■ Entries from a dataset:
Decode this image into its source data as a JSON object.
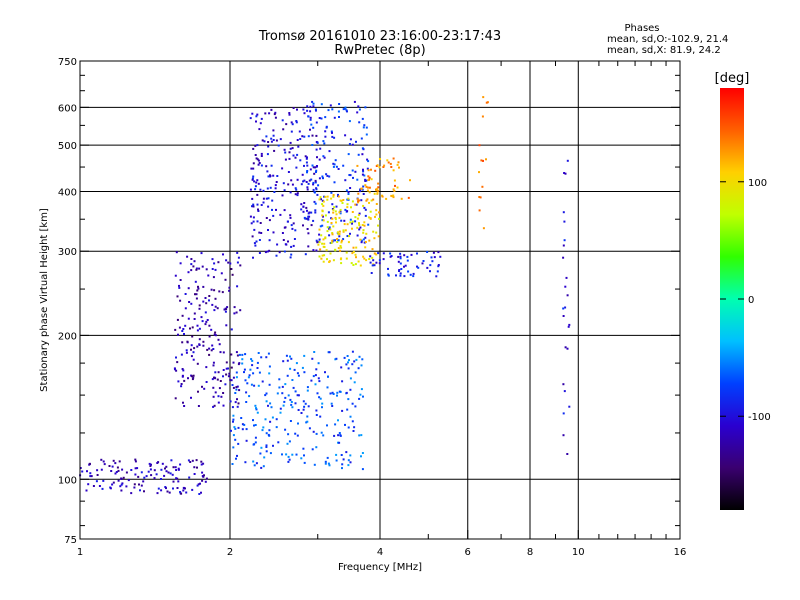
{
  "chart_data": {
    "type": "scatter",
    "title": "Tromsø 20161010 23:16:00-23:17:43",
    "subtitle": "RwPretec (8p)",
    "xlabel": "Frequency [MHz]",
    "ylabel": "Stationary phase Virtual Height [km]",
    "x_scale": "log",
    "y_scale": "log",
    "xlim": [
      1,
      16
    ],
    "ylim": [
      75,
      750
    ],
    "x_ticks": [
      1,
      2,
      4,
      6,
      8,
      10,
      16
    ],
    "x_tick_labels": [
      "1",
      "2",
      "4",
      "6",
      "8",
      "10",
      "16"
    ],
    "y_ticks": [
      75,
      100,
      200,
      300,
      400,
      500,
      600,
      750
    ],
    "y_tick_labels": [
      "75",
      "100",
      "200",
      "300",
      "400",
      "500",
      "600",
      "750"
    ],
    "grid": true,
    "stats": {
      "heading": "Phases",
      "line_o": "mean, sd,O:-102.9, 21.4",
      "line_x": "mean, sd,X: 81.9, 24.2"
    },
    "colorbar": {
      "label": "[deg]",
      "range": [
        -180,
        180
      ],
      "ticks": [
        100,
        0,
        -100
      ],
      "tick_labels": [
        "100",
        "0",
        "-100"
      ]
    },
    "traces": [
      {
        "name": "",
        "freq_range": [
          1.0,
          1.8
        ],
        "height_range": [
          93,
          110
        ],
        "phase": -115,
        "count": 140
      },
      {
        "name": "",
        "freq_range": [
          1.55,
          2.1
        ],
        "height_range": [
          140,
          300
        ],
        "phase": -120,
        "count": 220
      },
      {
        "name": "",
        "freq_range": [
          2.0,
          3.7
        ],
        "height_range": [
          105,
          185
        ],
        "phase": -70,
        "count": 280
      },
      {
        "name": "",
        "freq_range": [
          2.2,
          3.0
        ],
        "height_range": [
          290,
          600
        ],
        "phase": -105,
        "count": 240
      },
      {
        "name": "",
        "freq_range": [
          2.8,
          3.8
        ],
        "height_range": [
          310,
          620
        ],
        "phase": -85,
        "count": 200
      },
      {
        "name": "",
        "freq_range": [
          3.0,
          4.0
        ],
        "height_range": [
          280,
          400
        ],
        "phase": 100,
        "count": 160
      },
      {
        "name": "",
        "freq_range": [
          3.6,
          4.6
        ],
        "height_range": [
          380,
          470
        ],
        "phase": 130,
        "count": 60
      },
      {
        "name": "",
        "freq_range": [
          3.8,
          5.3
        ],
        "height_range": [
          265,
          300
        ],
        "phase": -95,
        "count": 60
      },
      {
        "name": "",
        "freq_range": [
          6.3,
          6.6
        ],
        "height_range": [
          330,
          640
        ],
        "phase": 140,
        "count": 14
      },
      {
        "name": "",
        "freq_range": [
          9.3,
          9.6
        ],
        "height_range": [
          110,
          500
        ],
        "phase": -100,
        "count": 24
      }
    ]
  }
}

■ TASK TO COMPLETE:
Copy all the entries word for word. Omit any pictures.

■ FINAL ANSWER:
Decode this image into its source data as a JSON object.
{
  "chart_data": {
    "type": "scatter",
    "title": "Tromsø 20161010 23:16:00-23:17:43",
    "subtitle": "RwPretec (8p)",
    "xlabel": "Frequency [MHz]",
    "ylabel": "Stationary phase Virtual Height [km]",
    "x_scale": "log",
    "y_scale": "log",
    "xlim": [
      1,
      16
    ],
    "ylim": [
      75,
      750
    ],
    "x_ticks": [
      1,
      2,
      4,
      6,
      8,
      10,
      16
    ],
    "x_tick_labels": [
      "1",
      "2",
      "4",
      "6",
      "8",
      "10",
      "16"
    ],
    "y_ticks": [
      75,
      100,
      200,
      300,
      400,
      500,
      600,
      750
    ],
    "y_tick_labels": [
      "75",
      "100",
      "200",
      "300",
      "400",
      "500",
      "600",
      "750"
    ],
    "grid": true,
    "stats": {
      "heading": "Phases",
      "line_o": "mean, sd,O:-102.9, 21.4",
      "line_x": "mean, sd,X: 81.9, 24.2"
    },
    "colorbar": {
      "label": "[deg]",
      "range": [
        -180,
        180
      ],
      "ticks": [
        100,
        0,
        -100
      ],
      "tick_labels": [
        "100",
        "0",
        "-100"
      ]
    },
    "traces": [
      {
        "name": "",
        "freq_range": [
          1.0,
          1.8
        ],
        "height_range": [
          93,
          110
        ],
        "phase": -115,
        "count": 140
      },
      {
        "name": "",
        "freq_range": [
          1.55,
          2.1
        ],
        "height_range": [
          140,
          300
        ],
        "phase": -120,
        "count": 220
      },
      {
        "name": "",
        "freq_range": [
          2.0,
          3.7
        ],
        "height_range": [
          105,
          185
        ],
        "phase": -70,
        "count": 280
      },
      {
        "name": "",
        "freq_range": [
          2.2,
          3.0
        ],
        "height_range": [
          290,
          600
        ],
        "phase": -105,
        "count": 240
      },
      {
        "name": "",
        "freq_range": [
          2.8,
          3.8
        ],
        "height_range": [
          310,
          620
        ],
        "phase": -85,
        "count": 200
      },
      {
        "name": "",
        "freq_range": [
          3.0,
          4.0
        ],
        "height_range": [
          280,
          400
        ],
        "phase": 100,
        "count": 160
      },
      {
        "name": "",
        "freq_range": [
          3.6,
          4.6
        ],
        "height_range": [
          380,
          470
        ],
        "phase": 130,
        "count": 60
      },
      {
        "name": "",
        "freq_range": [
          3.8,
          5.3
        ],
        "height_range": [
          265,
          300
        ],
        "phase": -95,
        "count": 60
      },
      {
        "name": "",
        "freq_range": [
          6.3,
          6.6
        ],
        "height_range": [
          330,
          640
        ],
        "phase": 140,
        "count": 14
      },
      {
        "name": "",
        "freq_range": [
          9.3,
          9.6
        ],
        "height_range": [
          110,
          500
        ],
        "phase": -100,
        "count": 24
      }
    ]
  }
}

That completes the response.